From the entries below, list each line with "color".

RECORDS SUPPLIED -

:::

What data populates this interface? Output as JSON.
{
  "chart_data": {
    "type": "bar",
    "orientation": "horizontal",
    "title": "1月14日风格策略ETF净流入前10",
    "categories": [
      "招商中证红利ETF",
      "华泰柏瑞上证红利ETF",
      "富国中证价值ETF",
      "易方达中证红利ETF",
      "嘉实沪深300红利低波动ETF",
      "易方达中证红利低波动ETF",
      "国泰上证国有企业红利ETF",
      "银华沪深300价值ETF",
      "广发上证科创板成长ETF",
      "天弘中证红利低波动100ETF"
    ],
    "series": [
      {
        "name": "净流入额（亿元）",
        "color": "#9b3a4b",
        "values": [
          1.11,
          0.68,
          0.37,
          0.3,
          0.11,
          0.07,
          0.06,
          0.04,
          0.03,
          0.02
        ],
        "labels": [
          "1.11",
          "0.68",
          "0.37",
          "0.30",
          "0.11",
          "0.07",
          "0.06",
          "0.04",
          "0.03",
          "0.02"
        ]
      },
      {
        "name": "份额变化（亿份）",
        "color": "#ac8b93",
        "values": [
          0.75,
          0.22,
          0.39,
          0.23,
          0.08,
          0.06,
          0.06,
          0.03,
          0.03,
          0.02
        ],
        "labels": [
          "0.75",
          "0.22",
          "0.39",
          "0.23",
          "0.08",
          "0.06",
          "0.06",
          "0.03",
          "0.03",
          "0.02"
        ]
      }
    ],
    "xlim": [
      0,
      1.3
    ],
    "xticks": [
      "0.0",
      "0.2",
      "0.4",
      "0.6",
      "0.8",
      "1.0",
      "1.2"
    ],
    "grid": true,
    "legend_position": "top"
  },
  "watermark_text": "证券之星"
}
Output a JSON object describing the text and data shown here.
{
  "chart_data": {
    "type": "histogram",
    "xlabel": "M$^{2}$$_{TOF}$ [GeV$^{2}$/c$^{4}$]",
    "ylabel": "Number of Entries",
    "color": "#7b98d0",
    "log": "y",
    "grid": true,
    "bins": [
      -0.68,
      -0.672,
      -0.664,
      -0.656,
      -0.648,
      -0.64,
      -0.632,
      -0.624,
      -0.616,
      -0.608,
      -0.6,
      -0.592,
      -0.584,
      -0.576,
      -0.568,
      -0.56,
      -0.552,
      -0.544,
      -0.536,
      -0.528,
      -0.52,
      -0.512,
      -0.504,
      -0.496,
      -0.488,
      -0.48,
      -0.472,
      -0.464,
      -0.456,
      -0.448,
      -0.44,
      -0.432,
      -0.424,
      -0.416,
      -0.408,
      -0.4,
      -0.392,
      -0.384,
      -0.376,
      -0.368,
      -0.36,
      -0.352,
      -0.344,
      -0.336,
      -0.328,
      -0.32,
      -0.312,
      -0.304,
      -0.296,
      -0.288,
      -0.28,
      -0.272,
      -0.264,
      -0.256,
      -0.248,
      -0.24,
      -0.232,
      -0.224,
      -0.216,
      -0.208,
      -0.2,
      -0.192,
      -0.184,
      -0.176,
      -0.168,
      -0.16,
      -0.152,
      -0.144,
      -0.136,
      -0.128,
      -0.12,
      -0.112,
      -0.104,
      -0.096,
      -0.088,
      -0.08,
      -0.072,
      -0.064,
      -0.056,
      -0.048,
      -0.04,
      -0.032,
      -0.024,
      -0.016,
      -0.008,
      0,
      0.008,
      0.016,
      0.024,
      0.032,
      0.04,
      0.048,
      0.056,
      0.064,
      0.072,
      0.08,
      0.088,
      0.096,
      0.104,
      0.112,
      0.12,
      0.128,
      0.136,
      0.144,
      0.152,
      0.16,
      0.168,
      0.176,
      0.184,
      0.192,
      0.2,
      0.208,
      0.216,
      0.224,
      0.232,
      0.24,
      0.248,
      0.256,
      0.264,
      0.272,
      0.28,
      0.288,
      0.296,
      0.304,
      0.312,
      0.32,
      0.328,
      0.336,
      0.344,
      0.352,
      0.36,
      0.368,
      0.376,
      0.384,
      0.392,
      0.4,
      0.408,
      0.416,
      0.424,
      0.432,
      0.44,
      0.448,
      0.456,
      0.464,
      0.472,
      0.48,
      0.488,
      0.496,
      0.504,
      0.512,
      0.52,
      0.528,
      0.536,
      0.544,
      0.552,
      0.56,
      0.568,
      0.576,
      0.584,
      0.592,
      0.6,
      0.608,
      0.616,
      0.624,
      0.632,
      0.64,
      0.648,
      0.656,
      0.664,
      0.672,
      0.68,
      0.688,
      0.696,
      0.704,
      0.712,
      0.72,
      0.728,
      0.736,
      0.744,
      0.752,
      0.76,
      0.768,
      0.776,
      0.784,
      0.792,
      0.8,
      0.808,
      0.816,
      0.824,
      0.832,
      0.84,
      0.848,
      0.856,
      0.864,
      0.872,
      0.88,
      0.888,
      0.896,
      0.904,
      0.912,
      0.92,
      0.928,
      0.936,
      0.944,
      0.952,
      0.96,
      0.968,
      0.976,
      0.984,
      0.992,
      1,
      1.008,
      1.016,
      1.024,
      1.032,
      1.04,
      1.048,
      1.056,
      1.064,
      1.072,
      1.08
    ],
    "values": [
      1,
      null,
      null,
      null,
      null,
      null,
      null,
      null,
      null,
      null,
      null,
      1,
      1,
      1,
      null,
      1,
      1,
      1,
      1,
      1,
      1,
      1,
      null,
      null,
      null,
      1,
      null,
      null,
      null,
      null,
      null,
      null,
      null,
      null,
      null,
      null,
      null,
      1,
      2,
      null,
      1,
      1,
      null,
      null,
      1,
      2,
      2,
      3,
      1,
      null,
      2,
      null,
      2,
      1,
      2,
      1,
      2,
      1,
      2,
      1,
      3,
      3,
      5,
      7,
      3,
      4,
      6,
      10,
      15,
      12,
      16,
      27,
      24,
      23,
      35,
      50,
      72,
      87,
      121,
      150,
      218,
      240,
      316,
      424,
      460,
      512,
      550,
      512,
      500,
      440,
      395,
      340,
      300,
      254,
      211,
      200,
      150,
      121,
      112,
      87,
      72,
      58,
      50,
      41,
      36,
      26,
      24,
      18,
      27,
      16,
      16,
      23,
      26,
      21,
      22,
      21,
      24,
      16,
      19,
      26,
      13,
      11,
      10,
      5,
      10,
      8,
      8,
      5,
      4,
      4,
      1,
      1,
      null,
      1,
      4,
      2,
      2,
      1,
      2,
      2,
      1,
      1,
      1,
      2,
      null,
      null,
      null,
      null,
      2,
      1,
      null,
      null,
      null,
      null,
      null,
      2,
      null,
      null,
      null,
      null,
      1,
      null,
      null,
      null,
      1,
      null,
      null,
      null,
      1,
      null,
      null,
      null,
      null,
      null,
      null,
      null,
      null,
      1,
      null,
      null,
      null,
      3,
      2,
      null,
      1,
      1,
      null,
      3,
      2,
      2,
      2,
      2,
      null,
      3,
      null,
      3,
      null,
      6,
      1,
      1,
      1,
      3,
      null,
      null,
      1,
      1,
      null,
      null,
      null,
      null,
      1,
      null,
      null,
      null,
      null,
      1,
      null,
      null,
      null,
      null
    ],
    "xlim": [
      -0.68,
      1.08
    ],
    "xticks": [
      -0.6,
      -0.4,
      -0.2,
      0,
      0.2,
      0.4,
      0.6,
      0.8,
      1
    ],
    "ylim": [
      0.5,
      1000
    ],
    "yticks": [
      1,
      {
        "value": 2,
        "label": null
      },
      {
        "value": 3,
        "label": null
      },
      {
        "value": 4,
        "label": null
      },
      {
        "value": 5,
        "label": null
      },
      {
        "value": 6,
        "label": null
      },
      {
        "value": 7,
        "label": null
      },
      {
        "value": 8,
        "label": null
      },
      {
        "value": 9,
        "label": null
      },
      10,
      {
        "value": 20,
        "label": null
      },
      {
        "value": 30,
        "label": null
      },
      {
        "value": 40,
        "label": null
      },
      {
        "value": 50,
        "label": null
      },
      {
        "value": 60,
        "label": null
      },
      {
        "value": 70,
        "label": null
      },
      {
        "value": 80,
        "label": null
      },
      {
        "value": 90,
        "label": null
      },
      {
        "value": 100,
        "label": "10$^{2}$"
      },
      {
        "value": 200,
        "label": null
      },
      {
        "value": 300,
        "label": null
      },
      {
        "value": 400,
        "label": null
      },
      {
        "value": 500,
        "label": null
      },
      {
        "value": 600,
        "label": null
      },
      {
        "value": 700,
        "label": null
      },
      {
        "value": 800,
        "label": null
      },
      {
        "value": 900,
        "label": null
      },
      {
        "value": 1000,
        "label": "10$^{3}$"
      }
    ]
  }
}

:::

COMPLETED EXERCISE -
        "color": "#9b3a4b",
        "color": "#ac8b93",
    "color": "#7b98d0",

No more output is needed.